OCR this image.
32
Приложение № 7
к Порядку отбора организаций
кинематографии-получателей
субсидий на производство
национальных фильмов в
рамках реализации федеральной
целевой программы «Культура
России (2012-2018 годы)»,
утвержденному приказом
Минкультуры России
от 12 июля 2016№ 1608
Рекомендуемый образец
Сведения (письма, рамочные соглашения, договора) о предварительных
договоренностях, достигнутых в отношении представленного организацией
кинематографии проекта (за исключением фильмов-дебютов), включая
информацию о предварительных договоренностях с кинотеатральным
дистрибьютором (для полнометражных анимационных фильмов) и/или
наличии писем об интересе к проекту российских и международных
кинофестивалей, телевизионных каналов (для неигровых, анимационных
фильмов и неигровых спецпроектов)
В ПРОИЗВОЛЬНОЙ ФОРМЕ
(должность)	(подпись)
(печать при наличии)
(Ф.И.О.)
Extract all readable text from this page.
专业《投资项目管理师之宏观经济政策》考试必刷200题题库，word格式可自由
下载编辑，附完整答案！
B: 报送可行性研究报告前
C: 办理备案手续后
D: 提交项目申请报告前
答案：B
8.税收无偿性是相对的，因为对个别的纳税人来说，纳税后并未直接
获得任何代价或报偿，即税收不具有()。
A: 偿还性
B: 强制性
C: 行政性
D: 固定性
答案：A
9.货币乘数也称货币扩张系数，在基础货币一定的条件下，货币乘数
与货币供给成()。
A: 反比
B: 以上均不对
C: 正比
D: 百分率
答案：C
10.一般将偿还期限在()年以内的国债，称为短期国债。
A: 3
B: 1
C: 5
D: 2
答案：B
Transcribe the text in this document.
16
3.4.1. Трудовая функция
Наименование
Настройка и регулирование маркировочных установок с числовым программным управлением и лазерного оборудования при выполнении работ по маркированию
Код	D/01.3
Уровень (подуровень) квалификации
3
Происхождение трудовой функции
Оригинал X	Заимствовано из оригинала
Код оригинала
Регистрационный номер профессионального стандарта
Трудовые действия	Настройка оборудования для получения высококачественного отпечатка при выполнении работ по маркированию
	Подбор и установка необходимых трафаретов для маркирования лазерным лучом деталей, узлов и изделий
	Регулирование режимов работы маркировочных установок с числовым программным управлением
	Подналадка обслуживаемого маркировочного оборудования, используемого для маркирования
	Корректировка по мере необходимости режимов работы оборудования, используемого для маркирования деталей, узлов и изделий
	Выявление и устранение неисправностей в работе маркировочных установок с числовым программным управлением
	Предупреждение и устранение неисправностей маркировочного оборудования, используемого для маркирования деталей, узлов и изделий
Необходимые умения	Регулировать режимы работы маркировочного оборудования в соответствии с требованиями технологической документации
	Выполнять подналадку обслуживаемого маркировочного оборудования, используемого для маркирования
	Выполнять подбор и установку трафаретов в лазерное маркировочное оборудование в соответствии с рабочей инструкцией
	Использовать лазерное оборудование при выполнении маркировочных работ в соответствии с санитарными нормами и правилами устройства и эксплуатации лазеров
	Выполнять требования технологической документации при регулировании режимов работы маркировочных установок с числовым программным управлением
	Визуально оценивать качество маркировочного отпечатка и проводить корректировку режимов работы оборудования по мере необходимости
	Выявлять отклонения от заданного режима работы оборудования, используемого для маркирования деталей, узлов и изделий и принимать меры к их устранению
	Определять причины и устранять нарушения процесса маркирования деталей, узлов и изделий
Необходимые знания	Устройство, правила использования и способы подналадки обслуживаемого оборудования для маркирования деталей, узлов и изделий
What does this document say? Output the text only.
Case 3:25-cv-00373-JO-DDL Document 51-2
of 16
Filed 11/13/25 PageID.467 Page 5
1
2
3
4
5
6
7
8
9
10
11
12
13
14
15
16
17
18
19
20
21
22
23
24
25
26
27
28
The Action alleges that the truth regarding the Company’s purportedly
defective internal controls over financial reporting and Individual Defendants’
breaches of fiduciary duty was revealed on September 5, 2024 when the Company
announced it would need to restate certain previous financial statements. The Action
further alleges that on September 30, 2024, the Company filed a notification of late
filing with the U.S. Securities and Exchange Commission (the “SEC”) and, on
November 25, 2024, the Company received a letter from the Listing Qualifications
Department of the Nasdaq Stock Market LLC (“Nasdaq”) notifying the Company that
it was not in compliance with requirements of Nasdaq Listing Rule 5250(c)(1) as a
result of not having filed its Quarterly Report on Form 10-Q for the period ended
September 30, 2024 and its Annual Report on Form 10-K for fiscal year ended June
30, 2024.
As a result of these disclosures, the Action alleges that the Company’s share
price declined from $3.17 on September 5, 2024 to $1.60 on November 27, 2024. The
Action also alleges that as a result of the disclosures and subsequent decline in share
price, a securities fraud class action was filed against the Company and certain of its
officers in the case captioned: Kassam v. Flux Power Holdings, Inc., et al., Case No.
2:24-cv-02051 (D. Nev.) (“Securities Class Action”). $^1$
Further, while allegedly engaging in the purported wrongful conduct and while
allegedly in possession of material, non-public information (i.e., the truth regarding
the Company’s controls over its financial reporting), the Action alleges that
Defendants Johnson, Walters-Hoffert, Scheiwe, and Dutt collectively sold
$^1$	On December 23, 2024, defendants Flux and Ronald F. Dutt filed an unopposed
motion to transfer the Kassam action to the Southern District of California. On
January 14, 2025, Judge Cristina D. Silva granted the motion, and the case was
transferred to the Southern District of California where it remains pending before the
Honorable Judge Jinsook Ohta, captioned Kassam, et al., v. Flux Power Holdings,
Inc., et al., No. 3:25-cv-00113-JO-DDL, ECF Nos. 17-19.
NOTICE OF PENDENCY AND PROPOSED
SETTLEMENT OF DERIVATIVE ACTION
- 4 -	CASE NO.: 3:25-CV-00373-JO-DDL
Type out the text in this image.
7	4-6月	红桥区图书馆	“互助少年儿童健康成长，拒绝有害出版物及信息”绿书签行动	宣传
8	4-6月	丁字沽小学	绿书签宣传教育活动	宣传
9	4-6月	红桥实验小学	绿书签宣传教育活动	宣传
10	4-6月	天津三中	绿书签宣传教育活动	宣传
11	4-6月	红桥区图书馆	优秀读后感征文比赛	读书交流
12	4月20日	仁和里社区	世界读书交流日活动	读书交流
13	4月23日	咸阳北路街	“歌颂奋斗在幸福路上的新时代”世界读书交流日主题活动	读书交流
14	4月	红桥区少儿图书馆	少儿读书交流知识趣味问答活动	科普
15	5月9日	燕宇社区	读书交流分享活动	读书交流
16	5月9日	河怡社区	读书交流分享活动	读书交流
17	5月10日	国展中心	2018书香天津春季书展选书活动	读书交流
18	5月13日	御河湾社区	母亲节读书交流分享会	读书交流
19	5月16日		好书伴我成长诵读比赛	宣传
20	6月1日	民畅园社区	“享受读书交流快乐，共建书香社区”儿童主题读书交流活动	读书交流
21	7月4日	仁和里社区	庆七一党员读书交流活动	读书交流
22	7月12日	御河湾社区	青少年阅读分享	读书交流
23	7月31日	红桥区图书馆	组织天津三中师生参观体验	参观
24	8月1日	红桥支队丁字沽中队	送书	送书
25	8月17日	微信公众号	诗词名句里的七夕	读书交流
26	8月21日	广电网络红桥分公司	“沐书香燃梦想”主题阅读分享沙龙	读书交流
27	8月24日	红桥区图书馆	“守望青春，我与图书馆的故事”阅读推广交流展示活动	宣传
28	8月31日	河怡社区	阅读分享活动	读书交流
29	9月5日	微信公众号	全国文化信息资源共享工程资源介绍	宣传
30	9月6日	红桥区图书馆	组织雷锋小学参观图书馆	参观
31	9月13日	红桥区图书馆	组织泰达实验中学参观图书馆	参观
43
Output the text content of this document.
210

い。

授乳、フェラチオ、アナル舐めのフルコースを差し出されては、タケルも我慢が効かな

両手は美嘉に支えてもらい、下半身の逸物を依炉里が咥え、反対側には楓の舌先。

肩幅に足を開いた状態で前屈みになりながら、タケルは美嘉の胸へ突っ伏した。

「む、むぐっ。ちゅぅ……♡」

* **Task instructions**: Identify every line where the string "reporting" appears.

* **Exercise answer**:
defective internal controls over financial reporting and Individual Defendants’
the Company’s controls over its financial reporting), the Action alleges that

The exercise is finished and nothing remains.